======== THE INPUT ========

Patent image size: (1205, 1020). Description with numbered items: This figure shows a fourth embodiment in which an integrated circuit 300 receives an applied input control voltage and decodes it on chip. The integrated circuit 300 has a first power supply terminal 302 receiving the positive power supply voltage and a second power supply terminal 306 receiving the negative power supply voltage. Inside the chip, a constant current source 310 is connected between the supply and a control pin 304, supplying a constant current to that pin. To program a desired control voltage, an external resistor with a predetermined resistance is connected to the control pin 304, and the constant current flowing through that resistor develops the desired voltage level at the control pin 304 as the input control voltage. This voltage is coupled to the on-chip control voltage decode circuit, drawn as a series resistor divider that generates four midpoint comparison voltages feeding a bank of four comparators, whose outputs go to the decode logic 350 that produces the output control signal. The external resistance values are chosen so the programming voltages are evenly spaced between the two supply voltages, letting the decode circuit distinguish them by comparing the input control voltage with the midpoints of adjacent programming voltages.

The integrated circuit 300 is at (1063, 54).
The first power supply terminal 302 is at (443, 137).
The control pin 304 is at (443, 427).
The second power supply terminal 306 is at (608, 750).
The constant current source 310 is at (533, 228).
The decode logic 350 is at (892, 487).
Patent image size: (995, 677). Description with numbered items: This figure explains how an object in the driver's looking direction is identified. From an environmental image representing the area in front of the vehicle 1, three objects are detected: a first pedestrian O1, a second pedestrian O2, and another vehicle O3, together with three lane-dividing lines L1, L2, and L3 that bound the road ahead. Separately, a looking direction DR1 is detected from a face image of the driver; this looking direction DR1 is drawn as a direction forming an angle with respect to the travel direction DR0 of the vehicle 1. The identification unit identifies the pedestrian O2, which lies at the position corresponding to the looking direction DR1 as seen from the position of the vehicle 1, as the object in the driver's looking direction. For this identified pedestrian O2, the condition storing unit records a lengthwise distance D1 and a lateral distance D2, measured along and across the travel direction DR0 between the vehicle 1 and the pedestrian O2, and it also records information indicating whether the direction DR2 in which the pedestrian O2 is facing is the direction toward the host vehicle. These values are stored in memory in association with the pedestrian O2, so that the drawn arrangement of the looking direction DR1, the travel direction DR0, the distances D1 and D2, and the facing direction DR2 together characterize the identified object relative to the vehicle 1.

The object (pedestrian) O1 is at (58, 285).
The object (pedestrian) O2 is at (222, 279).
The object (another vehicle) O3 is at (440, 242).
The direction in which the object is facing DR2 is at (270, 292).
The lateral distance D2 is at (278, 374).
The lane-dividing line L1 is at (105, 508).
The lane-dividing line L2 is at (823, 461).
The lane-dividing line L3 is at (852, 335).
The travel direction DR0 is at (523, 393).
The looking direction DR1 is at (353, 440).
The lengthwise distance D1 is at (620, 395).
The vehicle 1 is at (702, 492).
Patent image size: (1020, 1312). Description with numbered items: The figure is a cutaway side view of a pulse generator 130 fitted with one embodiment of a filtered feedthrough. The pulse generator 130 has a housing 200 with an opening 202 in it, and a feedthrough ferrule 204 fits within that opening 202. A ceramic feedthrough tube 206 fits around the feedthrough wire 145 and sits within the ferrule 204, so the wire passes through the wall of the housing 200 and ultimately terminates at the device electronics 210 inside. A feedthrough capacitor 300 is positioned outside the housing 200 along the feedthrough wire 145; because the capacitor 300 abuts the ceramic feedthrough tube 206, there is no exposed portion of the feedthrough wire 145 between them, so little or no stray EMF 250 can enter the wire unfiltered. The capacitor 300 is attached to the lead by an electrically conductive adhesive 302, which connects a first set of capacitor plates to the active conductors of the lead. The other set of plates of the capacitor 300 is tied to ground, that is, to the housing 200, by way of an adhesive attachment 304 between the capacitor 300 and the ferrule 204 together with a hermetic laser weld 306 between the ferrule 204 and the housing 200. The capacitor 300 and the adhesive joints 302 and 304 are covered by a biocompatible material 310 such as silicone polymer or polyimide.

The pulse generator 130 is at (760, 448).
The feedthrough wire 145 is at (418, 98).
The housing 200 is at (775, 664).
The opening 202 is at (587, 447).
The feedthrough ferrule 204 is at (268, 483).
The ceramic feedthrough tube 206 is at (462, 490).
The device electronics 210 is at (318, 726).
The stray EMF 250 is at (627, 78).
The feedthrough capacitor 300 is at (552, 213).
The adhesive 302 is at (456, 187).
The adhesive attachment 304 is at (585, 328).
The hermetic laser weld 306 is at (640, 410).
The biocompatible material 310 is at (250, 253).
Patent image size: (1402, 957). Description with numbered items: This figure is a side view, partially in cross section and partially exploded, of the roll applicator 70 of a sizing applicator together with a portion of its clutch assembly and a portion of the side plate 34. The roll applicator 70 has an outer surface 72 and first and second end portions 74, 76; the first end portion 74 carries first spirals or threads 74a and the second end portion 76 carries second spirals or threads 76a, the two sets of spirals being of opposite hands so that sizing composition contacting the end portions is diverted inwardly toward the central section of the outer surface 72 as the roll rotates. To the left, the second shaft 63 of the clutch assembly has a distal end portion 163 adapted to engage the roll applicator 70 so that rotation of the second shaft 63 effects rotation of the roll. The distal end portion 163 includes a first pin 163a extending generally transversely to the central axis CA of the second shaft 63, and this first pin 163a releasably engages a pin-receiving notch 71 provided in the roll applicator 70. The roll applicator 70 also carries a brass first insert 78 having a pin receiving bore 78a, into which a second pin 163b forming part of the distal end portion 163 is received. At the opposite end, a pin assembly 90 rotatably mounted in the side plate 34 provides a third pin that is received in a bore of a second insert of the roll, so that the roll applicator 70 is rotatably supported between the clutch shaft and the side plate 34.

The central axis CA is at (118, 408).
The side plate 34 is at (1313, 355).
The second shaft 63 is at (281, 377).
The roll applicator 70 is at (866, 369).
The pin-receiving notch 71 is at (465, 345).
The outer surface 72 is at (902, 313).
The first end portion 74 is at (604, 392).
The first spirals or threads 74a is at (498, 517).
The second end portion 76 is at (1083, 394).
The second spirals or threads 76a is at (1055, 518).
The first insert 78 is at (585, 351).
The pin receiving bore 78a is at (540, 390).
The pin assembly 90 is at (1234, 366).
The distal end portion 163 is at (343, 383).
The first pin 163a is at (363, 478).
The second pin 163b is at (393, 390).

========

- **INSTRUCTIONS TO FOLLOW**:
Reproduce verbatim the lines of the material from the line containing "Patent image size: (1020, 1312)." up to and including the line containing "The feedthrough ferrule 204 is at (268, 483).".

- **RESPONSE TO THE EXERCISE**:
Patent image size: (1020, 1312). Description with numbered items: The figure is a cutaway side view of a pulse generator 130 fitted with one embodiment of a filtered feedthrough. The pulse generator 130 has a housing 200 with an opening 202 in it, and a feedthrough ferrule 204 fits within that opening 202. A ceramic feedthrough tube 206 fits around the feedthrough wire 145 and sits within the ferrule 204, so the wire passes through the wall of the housing 200 and ultimately terminates at the device electronics 210 inside. A feedthrough capacitor 300 is positioned outside the housing 200 along the feedthrough wire 145; because the capacitor 300 abuts the ceramic feedthrough tube 206, there is no exposed portion of the feedthrough wire 145 between them, so little or no stray EMF 250 can enter the wire unfiltered. The capacitor 300 is attached to the lead by an electrically conductive adhesive 302, which connects a first set of capacitor plates to the active conductors of the lead. The other set of plates of the capacitor 300 is tied to ground, that is, to the housing 200, by way of an adhesive attachment 304 between the capacitor 300 and the ferrule 204 together with a hermetic laser weld 306 between the ferrule 204 and the housing 200. The capacitor 300 and the adhesive joints 302 and 304 are covered by a biocompatible material 310 such as silicone polymer or polyimide.

The pulse generator 130 is at (760, 448).
The feedthrough wire 145 is at (418, 98).
The housing 200 is at (775, 664).
The opening 202 is at (587, 447).
The feedthrough ferrule 204 is at (268, 483).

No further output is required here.